= GIVEN TASK =
Repeat everything in the material exactly.

--------

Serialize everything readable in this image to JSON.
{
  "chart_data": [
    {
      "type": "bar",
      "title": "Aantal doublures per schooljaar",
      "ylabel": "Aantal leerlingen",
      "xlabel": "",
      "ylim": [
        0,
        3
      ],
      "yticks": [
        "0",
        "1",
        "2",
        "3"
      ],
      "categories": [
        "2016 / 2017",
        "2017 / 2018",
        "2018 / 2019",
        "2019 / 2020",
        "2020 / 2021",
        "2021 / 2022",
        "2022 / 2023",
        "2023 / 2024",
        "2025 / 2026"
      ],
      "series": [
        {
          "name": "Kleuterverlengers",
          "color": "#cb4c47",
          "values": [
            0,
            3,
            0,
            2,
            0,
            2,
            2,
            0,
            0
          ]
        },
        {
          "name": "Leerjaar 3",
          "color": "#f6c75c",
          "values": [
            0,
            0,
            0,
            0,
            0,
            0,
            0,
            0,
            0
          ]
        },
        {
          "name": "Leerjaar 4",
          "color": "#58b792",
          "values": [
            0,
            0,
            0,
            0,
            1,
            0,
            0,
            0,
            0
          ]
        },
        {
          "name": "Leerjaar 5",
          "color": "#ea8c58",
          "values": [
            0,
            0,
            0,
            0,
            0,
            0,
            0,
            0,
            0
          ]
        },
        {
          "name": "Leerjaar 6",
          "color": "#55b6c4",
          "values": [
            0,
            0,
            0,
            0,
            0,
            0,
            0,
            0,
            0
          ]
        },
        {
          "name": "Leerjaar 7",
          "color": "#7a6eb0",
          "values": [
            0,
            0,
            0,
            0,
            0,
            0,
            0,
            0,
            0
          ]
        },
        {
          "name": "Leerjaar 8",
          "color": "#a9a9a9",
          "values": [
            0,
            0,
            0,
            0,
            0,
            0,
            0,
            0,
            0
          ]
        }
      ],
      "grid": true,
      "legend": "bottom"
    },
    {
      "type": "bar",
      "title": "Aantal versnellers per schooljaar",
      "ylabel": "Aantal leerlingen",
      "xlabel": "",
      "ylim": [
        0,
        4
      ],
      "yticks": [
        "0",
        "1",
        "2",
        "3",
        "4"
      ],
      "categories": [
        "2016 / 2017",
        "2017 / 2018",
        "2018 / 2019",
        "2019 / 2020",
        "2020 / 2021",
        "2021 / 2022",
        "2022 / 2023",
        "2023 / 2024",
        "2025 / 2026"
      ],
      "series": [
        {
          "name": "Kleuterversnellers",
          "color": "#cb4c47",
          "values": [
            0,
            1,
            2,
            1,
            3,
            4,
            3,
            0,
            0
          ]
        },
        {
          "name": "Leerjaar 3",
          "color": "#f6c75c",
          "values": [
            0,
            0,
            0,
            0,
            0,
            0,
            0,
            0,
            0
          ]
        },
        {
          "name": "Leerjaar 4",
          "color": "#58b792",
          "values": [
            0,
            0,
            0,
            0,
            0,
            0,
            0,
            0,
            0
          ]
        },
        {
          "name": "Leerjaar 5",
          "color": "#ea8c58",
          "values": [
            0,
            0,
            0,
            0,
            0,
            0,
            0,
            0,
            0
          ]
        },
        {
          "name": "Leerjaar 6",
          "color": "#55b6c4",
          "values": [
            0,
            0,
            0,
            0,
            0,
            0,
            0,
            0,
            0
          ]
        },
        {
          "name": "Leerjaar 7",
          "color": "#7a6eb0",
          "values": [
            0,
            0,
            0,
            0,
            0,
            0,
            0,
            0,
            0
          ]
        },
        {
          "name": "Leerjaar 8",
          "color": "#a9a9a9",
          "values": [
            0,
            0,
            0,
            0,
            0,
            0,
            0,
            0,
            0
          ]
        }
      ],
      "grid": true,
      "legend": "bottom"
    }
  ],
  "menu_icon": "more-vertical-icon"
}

--------

= SOLUTION =
Serialize everything readable in this image to JSON.
{
  "chart_data": [
    {
      "type": "bar",
      "title": "Aantal doublures per schooljaar",
      "ylabel": "Aantal leerlingen",
      "xlabel": "",
      "ylim": [
        0,
        3
      ],
      "yticks": [
        "0",
        "1",
        "2",
        "3"
      ],
      "categories": [
        "2016 / 2017",
        "2017 / 2018",
        "2018 / 2019",
        "2019 / 2020",
        "2020 / 2021",
        "2021 / 2022",
        "2022 / 2023",
        "2023 / 2024",
        "2025 / 2026"
      ],
      "series": [
        {
          "name": "Kleuterverlengers",
          "color": "#cb4c47",
          "values": [
            0,
            3,
            0,
            2,
            0,
            2,
            2,
            0,
            0
          ]
        },
        {
          "name": "Leerjaar 3",
          "color": "#f6c75c",
          "values": [
            0,
            0,
            0,
            0,
            0,
            0,
            0,
            0,
            0
          ]
        },
        {
          "name": "Leerjaar 4",
          "color": "#58b792",
          "values": [
            0,
            0,
            0,
            0,
            1,
            0,
            0,
            0,
            0
          ]
        },
        {
          "name": "Leerjaar 5",
          "color": "#ea8c58",
          "values": [
            0,
            0,
            0,
            0,
            0,
            0,
            0,
            0,
            0
          ]
        },
        {
          "name": "Leerjaar 6",
          "color": "#55b6c4",
          "values": [
            0,
            0,
            0,
            0,
            0,
            0,
            0,
            0,
            0
          ]
        },
        {
          "name": "Leerjaar 7",
          "color": "#7a6eb0",
          "values": [
            0,
            0,
            0,
            0,
            0,
            0,
            0,
            0,
            0
          ]
        },
        {
          "name": "Leerjaar 8",
          "color": "#a9a9a9",
          "values": [
            0,
            0,
            0,
            0,
            0,
            0,
            0,
            0,
            0
          ]
        }
      ],
      "grid": true,
      "legend": "bottom"
    },
    {
      "type": "bar",
      "title": "Aantal versnellers per schooljaar",
      "ylabel": "Aantal leerlingen",
      "xlabel": "",
      "ylim": [
        0,
        4
      ],
      "yticks": [
        "0",
        "1",
        "2",
        "3",
        "4"
      ],
      "categories": [
        "2016 / 2017",
        "2017 / 2018",
        "2018 / 2019",
        "2019 / 2020",
        "2020 / 2021",
        "2021 / 2022",
        "2022 / 2023",
        "2023 / 2024",
        "2025 / 2026"
      ],
      "series": [
        {
          "name": "Kleuterversnellers",
          "color": "#cb4c47",
          "values": [
            0,
            1,
            2,
            1,
            3,
            4,
            3,
            0,
            0
          ]
        },
        {
          "name": "Leerjaar 3",
          "color": "#f6c75c",
          "values": [
            0,
            0,
            0,
            0,
            0,
            0,
            0,
            0,
            0
          ]
        },
        {
          "name": "Leerjaar 4",
          "color": "#58b792",
          "values": [
            0,
            0,
            0,
            0,
            0,
            0,
            0,
            0,
            0
          ]
        },
        {
          "name": "Leerjaar 5",
          "color": "#ea8c58",
          "values": [
            0,
            0,
            0,
            0,
            0,
            0,
            0,
            0,
            0
          ]
        },
        {
          "name": "Leerjaar 6",
          "color": "#55b6c4",
          "values": [
            0,
            0,
            0,
            0,
            0,
            0,
            0,
            0,
            0
          ]
        },
        {
          "name": "Leerjaar 7",
          "color": "#7a6eb0",
          "values": [
            0,
            0,
            0,
            0,
            0,
            0,
            0,
            0,
            0
          ]
        },
        {
          "name": "Leerjaar 8",
          "color": "#a9a9a9",
          "values": [
            0,
            0,
            0,
            0,
            0,
            0,
            0,
            0,
            0
          ]
        }
      ],
      "grid": true,
      "legend": "bottom"
    }
  ],
  "menu_icon": "more-vertical-icon"
}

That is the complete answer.